_TASK PROMPT_
Each line of the data that includes the string "with" is to be copied out.

[Stored items]
..............................

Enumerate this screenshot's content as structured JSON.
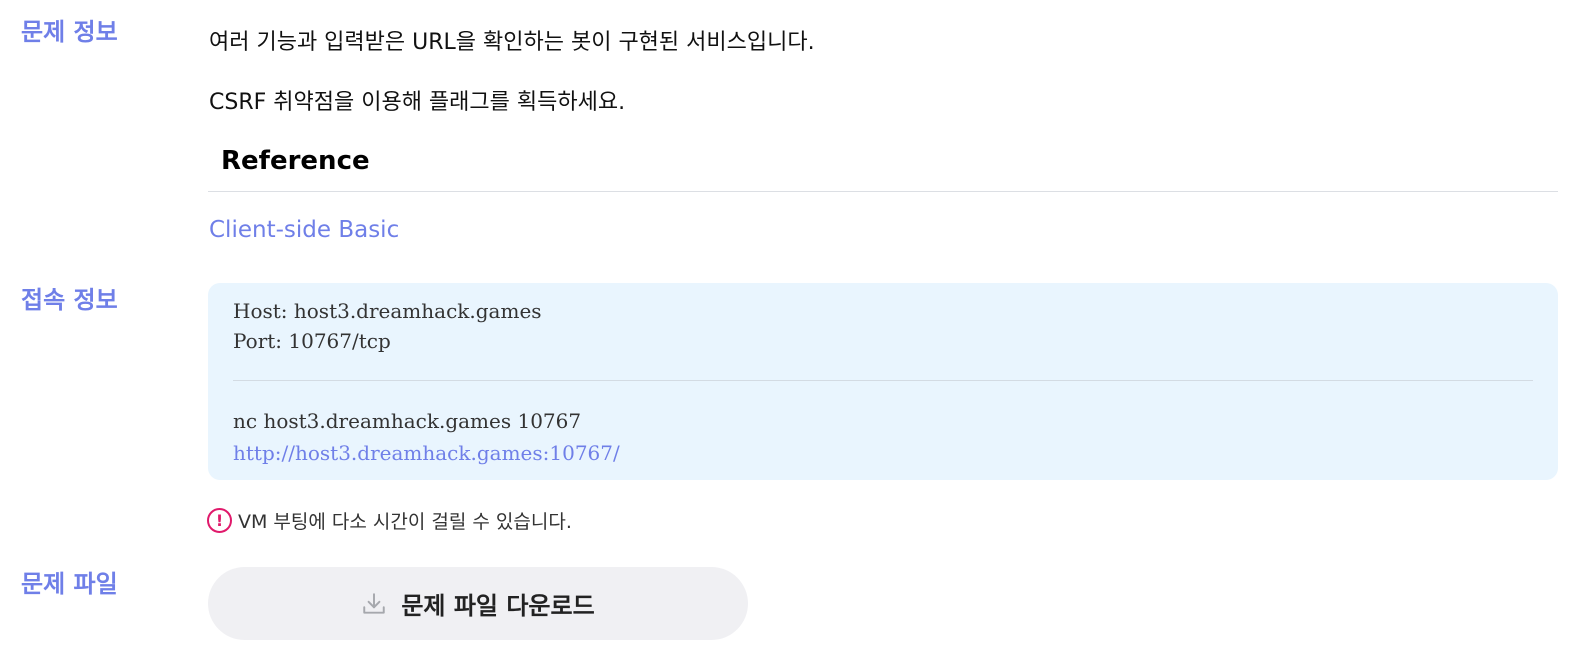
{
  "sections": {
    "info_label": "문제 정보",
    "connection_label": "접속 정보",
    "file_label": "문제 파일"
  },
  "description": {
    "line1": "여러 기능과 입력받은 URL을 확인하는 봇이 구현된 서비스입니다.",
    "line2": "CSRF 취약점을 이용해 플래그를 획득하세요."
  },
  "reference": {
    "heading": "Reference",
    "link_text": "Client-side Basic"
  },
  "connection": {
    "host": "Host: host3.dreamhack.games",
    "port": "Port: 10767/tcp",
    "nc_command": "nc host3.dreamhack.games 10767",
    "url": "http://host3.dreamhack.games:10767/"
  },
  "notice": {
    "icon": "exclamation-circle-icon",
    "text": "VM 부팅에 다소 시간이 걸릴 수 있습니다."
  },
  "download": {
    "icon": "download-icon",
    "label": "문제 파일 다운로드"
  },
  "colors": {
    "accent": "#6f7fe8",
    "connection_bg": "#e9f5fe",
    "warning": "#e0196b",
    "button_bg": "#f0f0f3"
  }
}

..............................

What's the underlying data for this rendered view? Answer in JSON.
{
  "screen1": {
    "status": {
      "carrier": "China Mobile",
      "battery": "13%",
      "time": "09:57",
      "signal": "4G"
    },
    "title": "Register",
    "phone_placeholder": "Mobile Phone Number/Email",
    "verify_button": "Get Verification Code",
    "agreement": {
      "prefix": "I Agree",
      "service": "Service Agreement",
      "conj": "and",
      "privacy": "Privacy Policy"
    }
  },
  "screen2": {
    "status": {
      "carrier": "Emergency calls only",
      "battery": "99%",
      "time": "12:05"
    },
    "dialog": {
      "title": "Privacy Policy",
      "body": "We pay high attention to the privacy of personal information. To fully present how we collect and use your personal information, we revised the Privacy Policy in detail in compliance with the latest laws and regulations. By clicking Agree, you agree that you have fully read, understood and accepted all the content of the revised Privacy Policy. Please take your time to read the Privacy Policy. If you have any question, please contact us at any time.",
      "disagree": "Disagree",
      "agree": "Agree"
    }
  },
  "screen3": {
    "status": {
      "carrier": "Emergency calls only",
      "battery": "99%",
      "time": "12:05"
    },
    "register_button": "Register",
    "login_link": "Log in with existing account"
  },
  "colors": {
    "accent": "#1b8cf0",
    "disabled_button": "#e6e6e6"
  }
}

..............................

_EXERCISE OUTPUT_
      "body": "We pay high attention to the privacy of personal information. To fully present how we collect and use your personal information, we revised the Privacy Policy in detail in compliance with the latest laws and regulations. By clicking Agree, you agree that you have fully read, understood and accepted all the content of the revised Privacy Policy. Please take your time to read the Privacy Policy. If you have any question, please contact us at any time.",
    "login_link": "Log in with existing account"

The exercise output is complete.